__Exercise details__
Search the listing for "JSON" and copy every line where it appears.

## START Input rows

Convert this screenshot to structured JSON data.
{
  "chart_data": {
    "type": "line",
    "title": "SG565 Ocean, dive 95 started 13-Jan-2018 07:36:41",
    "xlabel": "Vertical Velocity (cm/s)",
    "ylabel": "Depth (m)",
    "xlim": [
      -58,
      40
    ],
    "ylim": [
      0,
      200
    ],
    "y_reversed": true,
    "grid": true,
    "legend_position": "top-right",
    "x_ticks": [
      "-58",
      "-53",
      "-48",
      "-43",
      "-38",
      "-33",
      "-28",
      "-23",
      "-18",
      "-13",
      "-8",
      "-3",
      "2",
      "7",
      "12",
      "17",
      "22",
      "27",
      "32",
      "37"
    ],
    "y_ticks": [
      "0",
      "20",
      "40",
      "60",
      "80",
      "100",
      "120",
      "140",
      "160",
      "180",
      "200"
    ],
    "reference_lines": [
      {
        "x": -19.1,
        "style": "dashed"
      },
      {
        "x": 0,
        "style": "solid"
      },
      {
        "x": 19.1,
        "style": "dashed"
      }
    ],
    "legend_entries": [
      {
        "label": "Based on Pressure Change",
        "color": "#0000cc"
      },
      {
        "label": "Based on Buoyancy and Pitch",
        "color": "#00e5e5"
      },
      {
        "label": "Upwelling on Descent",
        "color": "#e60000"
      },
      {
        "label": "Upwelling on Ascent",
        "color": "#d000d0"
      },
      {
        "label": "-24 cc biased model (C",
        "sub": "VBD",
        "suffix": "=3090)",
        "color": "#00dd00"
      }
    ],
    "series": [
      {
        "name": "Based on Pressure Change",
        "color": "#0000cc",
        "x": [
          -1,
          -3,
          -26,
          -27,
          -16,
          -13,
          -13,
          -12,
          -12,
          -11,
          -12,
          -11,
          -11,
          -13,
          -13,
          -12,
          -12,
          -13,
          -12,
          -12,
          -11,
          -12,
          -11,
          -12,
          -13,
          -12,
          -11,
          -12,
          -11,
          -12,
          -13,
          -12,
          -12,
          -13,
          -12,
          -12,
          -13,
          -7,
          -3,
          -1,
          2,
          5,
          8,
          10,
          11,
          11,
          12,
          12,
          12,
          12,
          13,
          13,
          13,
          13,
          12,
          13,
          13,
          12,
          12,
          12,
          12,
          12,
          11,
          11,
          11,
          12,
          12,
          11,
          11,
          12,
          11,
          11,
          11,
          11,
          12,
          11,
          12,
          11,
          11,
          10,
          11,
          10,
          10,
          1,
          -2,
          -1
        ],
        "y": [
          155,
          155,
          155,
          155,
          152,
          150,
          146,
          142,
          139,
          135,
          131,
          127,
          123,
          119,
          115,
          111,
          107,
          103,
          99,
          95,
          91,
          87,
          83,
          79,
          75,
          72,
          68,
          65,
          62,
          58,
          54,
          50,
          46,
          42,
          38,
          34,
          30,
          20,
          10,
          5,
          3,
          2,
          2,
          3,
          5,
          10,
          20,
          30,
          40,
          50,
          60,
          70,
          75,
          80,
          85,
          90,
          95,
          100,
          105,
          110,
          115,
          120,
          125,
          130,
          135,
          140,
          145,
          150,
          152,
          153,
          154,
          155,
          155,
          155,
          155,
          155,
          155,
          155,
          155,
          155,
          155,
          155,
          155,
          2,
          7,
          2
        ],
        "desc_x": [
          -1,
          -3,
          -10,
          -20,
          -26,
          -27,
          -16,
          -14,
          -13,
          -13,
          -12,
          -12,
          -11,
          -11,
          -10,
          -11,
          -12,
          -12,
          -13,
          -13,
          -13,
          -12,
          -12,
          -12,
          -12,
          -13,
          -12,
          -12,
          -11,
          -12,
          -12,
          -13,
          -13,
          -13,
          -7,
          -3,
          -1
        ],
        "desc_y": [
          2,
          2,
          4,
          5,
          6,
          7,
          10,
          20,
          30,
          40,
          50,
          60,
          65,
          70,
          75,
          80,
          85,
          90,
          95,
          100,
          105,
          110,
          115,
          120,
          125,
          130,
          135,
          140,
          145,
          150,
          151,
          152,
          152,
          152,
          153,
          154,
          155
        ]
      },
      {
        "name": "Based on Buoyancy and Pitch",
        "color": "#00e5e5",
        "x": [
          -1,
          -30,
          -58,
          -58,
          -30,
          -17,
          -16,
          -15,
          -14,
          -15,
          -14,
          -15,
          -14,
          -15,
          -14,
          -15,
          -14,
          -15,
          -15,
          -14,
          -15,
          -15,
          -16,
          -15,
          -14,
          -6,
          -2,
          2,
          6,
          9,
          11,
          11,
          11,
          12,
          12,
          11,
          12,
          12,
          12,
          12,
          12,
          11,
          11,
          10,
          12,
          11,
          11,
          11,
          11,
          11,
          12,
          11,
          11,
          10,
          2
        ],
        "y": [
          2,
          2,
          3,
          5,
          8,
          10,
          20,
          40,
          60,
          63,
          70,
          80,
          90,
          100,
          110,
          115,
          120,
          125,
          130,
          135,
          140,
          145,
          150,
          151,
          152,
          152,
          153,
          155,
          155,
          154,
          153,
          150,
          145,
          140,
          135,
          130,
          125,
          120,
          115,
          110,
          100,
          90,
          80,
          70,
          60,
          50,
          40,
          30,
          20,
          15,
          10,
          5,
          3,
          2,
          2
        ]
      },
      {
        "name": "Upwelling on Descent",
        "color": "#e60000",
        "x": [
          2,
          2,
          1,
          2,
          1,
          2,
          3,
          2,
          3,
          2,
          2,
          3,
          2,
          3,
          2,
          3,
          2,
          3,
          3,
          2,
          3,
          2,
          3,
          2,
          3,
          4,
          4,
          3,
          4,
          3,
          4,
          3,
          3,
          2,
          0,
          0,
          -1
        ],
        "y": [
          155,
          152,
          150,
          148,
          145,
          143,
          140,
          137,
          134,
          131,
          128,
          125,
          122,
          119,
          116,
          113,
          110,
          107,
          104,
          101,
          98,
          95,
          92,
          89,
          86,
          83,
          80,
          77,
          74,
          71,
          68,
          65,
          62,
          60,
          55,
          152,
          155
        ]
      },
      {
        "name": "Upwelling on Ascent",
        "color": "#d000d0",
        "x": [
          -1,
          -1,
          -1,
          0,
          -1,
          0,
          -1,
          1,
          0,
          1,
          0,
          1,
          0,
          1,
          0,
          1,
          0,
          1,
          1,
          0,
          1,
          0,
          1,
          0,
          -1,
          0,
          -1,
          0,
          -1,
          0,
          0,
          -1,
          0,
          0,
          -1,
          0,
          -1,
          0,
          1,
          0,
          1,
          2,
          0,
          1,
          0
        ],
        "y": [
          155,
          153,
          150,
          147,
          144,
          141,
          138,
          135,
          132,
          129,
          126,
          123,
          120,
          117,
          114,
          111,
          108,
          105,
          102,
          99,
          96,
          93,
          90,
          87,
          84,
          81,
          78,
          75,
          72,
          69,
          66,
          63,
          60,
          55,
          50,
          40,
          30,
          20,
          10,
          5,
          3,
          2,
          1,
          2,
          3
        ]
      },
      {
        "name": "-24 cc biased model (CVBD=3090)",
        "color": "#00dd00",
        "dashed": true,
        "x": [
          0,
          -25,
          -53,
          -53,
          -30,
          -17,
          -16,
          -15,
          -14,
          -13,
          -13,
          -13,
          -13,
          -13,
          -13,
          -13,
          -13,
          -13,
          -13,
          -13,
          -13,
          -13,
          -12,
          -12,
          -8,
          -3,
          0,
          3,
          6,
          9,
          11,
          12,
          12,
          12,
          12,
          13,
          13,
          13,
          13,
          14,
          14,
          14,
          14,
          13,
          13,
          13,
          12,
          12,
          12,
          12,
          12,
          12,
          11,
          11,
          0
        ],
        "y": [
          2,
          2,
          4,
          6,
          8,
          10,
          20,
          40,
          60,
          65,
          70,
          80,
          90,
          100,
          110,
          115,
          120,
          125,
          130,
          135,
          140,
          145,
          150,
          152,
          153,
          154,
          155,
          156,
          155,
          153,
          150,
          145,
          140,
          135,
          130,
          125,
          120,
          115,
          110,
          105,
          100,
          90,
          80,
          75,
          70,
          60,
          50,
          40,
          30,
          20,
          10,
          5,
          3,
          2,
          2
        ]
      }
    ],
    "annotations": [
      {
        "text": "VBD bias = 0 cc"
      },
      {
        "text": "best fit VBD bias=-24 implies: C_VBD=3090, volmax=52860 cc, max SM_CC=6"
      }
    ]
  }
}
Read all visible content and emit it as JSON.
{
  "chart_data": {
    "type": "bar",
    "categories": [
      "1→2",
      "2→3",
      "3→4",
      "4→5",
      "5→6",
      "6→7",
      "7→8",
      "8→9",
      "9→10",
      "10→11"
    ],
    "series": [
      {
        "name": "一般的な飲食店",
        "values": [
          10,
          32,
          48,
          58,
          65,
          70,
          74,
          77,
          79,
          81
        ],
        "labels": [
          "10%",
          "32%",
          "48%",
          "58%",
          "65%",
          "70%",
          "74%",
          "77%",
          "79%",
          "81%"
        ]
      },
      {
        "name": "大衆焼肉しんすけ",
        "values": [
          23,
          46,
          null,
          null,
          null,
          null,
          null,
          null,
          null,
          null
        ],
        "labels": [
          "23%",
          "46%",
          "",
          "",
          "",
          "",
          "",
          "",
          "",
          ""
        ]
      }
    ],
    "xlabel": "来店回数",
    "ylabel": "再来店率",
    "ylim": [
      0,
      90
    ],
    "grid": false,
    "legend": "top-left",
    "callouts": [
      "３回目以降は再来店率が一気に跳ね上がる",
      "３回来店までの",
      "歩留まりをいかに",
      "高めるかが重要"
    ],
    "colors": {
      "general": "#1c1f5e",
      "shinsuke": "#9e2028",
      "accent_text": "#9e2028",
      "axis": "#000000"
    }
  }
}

## END Input rows

__Full response__
Convert this screenshot to structured JSON data.
Read all visible content and emit it as JSON.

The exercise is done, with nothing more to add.